Task brief:
Each line that holds the word "학교밖청소년지원센터" counts once; give the total number of such lines and nothing else.

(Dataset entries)

———

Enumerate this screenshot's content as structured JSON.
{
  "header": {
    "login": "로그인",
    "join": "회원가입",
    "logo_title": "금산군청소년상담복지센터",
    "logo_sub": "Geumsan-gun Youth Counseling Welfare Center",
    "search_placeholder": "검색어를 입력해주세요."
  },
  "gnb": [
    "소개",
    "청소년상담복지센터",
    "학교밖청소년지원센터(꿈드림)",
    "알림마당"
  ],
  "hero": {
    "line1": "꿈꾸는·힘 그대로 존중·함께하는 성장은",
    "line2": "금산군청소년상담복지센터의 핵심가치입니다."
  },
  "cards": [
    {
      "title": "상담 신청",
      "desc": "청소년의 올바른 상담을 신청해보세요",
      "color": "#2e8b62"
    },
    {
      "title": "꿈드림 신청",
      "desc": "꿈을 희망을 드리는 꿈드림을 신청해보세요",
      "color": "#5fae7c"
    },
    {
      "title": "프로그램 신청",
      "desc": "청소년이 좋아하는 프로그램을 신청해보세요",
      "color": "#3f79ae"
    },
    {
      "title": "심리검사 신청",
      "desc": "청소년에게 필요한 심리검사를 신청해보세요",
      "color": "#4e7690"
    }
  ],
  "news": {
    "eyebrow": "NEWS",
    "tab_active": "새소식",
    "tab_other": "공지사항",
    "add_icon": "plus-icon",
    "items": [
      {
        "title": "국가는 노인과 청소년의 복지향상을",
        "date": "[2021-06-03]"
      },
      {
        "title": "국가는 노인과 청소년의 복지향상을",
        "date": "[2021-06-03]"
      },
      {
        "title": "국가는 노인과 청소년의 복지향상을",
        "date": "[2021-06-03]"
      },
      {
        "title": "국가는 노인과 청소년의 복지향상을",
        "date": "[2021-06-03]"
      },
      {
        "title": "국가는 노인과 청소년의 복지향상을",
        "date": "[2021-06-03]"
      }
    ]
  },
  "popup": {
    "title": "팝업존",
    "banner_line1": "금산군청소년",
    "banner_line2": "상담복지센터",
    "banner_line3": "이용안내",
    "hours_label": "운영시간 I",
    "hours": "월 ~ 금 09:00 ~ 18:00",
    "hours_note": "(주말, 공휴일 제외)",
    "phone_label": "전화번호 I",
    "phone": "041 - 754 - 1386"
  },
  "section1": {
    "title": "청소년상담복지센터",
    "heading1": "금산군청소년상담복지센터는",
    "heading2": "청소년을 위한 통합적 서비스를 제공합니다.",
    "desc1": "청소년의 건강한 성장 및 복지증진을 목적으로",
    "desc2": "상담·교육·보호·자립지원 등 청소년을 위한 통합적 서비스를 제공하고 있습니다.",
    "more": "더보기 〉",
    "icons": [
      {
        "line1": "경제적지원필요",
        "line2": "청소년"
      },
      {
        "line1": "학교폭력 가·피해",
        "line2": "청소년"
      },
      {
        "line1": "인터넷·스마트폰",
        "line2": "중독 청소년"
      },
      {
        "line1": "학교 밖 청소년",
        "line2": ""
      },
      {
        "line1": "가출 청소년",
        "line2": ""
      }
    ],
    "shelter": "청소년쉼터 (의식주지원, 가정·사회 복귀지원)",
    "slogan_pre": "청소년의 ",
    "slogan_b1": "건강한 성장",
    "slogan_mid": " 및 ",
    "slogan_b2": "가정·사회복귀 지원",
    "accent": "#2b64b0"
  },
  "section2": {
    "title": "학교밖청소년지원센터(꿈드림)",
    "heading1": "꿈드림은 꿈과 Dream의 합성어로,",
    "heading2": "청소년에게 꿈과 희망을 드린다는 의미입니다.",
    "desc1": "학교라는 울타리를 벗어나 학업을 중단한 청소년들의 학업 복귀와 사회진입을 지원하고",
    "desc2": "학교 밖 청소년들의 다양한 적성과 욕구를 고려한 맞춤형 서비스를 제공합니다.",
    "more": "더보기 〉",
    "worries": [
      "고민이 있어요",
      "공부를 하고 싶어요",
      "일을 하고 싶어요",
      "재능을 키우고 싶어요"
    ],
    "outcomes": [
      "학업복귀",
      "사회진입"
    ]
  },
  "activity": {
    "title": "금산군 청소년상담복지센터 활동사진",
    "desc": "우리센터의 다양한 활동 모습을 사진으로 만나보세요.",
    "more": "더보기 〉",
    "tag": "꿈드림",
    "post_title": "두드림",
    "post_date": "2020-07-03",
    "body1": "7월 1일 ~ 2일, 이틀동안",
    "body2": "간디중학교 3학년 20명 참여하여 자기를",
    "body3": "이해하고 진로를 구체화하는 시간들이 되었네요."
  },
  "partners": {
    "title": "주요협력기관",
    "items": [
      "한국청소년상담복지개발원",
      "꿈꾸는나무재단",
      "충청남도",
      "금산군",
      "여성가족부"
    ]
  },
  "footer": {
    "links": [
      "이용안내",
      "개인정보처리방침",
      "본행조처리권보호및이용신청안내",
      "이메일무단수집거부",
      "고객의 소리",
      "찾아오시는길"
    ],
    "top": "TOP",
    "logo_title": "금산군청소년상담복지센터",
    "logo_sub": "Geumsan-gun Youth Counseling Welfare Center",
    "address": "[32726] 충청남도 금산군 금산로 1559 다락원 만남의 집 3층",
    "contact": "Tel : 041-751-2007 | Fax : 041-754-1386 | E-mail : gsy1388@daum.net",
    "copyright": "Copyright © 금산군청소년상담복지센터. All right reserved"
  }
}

———

Exercise solution:
2